Begin Given records

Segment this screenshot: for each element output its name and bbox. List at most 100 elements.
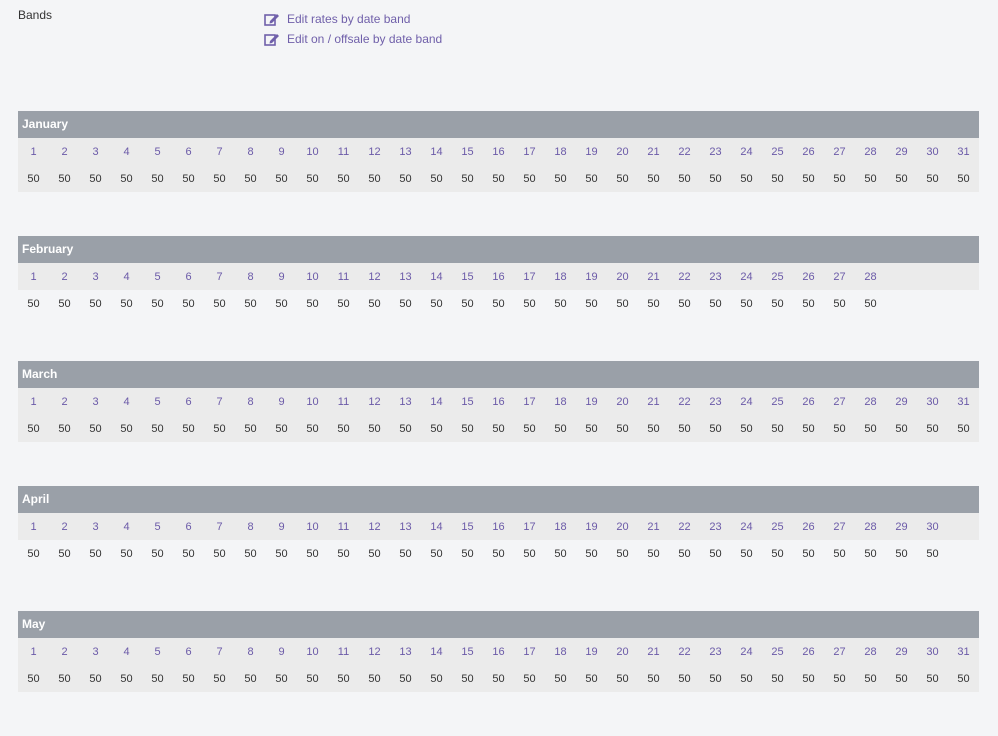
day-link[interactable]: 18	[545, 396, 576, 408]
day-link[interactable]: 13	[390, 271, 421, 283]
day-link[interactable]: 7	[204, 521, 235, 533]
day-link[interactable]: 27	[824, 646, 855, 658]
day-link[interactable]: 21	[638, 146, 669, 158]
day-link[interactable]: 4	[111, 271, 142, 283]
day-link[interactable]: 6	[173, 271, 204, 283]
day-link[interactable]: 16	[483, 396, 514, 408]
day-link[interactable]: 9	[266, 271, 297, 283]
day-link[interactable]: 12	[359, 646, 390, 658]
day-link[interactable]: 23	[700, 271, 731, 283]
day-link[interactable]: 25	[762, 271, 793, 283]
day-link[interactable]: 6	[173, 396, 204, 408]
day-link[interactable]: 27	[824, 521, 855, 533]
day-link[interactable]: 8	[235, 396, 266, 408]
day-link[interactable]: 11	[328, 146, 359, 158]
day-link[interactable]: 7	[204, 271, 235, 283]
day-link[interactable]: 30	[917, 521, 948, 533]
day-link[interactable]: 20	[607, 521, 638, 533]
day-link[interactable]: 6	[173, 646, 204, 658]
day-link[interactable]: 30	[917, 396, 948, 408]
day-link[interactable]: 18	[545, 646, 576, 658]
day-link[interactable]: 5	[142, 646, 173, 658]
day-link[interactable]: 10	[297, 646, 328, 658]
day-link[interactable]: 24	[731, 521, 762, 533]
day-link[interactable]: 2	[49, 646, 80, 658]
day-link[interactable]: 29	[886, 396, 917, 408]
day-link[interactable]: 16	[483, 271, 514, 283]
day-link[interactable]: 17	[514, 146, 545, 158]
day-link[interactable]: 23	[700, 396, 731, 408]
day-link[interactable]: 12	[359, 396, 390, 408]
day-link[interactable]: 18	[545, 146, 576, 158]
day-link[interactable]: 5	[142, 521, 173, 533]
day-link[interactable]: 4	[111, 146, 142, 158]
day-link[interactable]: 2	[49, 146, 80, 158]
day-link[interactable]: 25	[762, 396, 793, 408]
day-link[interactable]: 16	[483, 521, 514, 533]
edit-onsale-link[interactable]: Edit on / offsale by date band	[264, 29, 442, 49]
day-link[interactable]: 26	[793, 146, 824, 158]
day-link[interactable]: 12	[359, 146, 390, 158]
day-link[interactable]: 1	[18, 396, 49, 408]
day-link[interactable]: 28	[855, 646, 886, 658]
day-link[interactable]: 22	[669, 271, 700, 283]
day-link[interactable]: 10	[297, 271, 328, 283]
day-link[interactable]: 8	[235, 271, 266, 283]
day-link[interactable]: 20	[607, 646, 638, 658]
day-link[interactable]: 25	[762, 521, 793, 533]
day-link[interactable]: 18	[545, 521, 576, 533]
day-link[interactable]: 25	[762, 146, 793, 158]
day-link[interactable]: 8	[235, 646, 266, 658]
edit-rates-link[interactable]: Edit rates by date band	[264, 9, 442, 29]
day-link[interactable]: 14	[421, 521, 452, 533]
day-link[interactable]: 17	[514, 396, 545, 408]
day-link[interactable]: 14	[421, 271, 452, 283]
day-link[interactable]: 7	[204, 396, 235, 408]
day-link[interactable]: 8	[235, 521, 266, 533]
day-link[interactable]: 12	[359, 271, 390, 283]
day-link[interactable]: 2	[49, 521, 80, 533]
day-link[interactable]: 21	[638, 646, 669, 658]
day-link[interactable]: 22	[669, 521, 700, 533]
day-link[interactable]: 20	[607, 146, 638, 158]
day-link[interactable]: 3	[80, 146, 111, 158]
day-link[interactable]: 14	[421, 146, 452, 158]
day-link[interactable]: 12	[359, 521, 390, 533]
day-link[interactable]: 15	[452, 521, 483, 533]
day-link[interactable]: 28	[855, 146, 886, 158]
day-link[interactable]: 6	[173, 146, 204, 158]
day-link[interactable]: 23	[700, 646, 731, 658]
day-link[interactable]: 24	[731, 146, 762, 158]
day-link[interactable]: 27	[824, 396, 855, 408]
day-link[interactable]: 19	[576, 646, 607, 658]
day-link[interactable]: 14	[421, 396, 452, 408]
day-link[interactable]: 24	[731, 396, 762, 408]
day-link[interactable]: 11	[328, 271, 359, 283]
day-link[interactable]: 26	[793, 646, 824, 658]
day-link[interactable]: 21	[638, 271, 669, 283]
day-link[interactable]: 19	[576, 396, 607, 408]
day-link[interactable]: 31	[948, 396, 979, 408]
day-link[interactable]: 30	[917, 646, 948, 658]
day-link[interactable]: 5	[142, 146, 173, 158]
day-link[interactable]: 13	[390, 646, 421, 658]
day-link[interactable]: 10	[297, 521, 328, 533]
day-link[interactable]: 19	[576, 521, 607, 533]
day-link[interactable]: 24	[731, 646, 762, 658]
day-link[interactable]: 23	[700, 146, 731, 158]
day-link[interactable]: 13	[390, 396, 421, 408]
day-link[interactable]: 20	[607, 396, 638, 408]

End Given records

Task instructions: Could you rewrite the lines above as a numbered list, skipping any blank lines and leaving out the pictures?

Solution to this task:
1. Segment this screenshot: for each element output its name and bbox. List at most 100 elements.
2. day-link[interactable]: 18	[545, 396, 576, 408]
3. day-link[interactable]: 13	[390, 271, 421, 283]
4. day-link[interactable]: 7	[204, 521, 235, 533]
5. day-link[interactable]: 27	[824, 646, 855, 658]
6. day-link[interactable]: 21	[638, 146, 669, 158]
7. day-link[interactable]: 4	[111, 271, 142, 283]
8. day-link[interactable]: 6	[173, 271, 204, 283]
9. day-link[interactable]: 16	[483, 396, 514, 408]
10. day-link[interactable]: 9	[266, 271, 297, 283]
11. day-link[interactable]: 12	[359, 646, 390, 658]
12. day-link[interactable]: 23	[700, 271, 731, 283]
13. day-link[interactable]: 25	[762, 271, 793, 283]
14. day-link[interactable]: 6	[173, 396, 204, 408]
15. day-link[interactable]: 27	[824, 521, 855, 533]
16. day-link[interactable]: 8	[235, 396, 266, 408]
17. day-link[interactable]: 11	[328, 146, 359, 158]
18. day-link[interactable]: 7	[204, 271, 235, 283]
19. day-link[interactable]: 30	[917, 521, 948, 533]
20. day-link[interactable]: 20	[607, 521, 638, 533]
21. day-link[interactable]: 6	[173, 646, 204, 658]
22. day-link[interactable]: 30	[917, 396, 948, 408]
23. day-link[interactable]: 18	[545, 646, 576, 658]
24. day-link[interactable]: 5	[142, 646, 173, 658]
25. day-link[interactable]: 10	[297, 646, 328, 658]
26. day-link[interactable]: 24	[731, 521, 762, 533]
27. day-link[interactable]: 2	[49, 646, 80, 658]
28. day-link[interactable]: 29	[886, 396, 917, 408]
29. day-link[interactable]: 16	[483, 271, 514, 283]
30. day-link[interactable]: 17	[514, 146, 545, 158]
31. day-link[interactable]: 23	[700, 396, 731, 408]
32. day-link[interactable]: 12	[359, 396, 390, 408]
33. day-link[interactable]: 18	[545, 146, 576, 158]
34. day-link[interactable]: 5	[142, 521, 173, 533]
35. day-link[interactable]: 4	[111, 146, 142, 158]
36. day-link[interactable]: 2	[49, 146, 80, 158]
37. day-link[interactable]: 25	[762, 396, 793, 408]
38. day-link[interactable]: 16	[483, 521, 514, 533]
39. edit-onsale-link[interactable]: Edit on / offsale by date band	[264, 29, 442, 49]
40. day-link[interactable]: 26	[793, 146, 824, 158]
41. day-link[interactable]: 12	[359, 146, 390, 158]
42. day-link[interactable]: 1	[18, 396, 49, 408]
43. day-link[interactable]: 28	[855, 646, 886, 658]
44. day-link[interactable]: 22	[669, 271, 700, 283]
45. day-link[interactable]: 10	[297, 271, 328, 283]
46. day-link[interactable]: 8	[235, 271, 266, 283]
47. day-link[interactable]: 20	[607, 646, 638, 658]
48. day-link[interactable]: 25	[762, 521, 793, 533]
49. day-link[interactable]: 18	[545, 521, 576, 533]
50. day-link[interactable]: 25	[762, 146, 793, 158]
51. day-link[interactable]: 8	[235, 646, 266, 658]
52. edit-rates-link[interactable]: Edit rates by date band	[264, 9, 442, 29]
53. day-link[interactable]: 14	[421, 521, 452, 533]
54. day-link[interactable]: 17	[514, 396, 545, 408]
55. day-link[interactable]: 14	[421, 271, 452, 283]
56. day-link[interactable]: 7	[204, 396, 235, 408]
57. day-link[interactable]: 8	[235, 521, 266, 533]
58. day-link[interactable]: 12	[359, 271, 390, 283]
59. day-link[interactable]: 2	[49, 521, 80, 533]
60. day-link[interactable]: 21	[638, 646, 669, 658]
61. day-link[interactable]: 22	[669, 521, 700, 533]
62. day-link[interactable]: 20	[607, 146, 638, 158]
63. day-link[interactable]: 3	[80, 146, 111, 158]
64. day-link[interactable]: 14	[421, 146, 452, 158]
65. day-link[interactable]: 12	[359, 521, 390, 533]
66. day-link[interactable]: 15	[452, 521, 483, 533]
67. day-link[interactable]: 28	[855, 146, 886, 158]
68. day-link[interactable]: 6	[173, 146, 204, 158]
69. day-link[interactable]: 23	[700, 646, 731, 658]
70. day-link[interactable]: 24	[731, 146, 762, 158]
71. day-link[interactable]: 27	[824, 396, 855, 408]
72. day-link[interactable]: 19	[576, 646, 607, 658]
73. day-link[interactable]: 14	[421, 396, 452, 408]
74. day-link[interactable]: 24	[731, 396, 762, 408]
75. day-link[interactable]: 11	[328, 271, 359, 283]
76. day-link[interactable]: 26	[793, 646, 824, 658]
77. day-link[interactable]: 21	[638, 271, 669, 283]
78. day-link[interactable]: 19	[576, 396, 607, 408]
79. day-link[interactable]: 31	[948, 396, 979, 408]
80. day-link[interactable]: 30	[917, 646, 948, 658]
81. day-link[interactable]: 5	[142, 146, 173, 158]
82. day-link[interactable]: 13	[390, 646, 421, 658]
83. day-link[interactable]: 10	[297, 521, 328, 533]
84. day-link[interactable]: 19	[576, 521, 607, 533]
85. day-link[interactable]: 24	[731, 646, 762, 658]
86. day-link[interactable]: 23	[700, 146, 731, 158]
87. day-link[interactable]: 13	[390, 396, 421, 408]
88. day-link[interactable]: 20	[607, 396, 638, 408]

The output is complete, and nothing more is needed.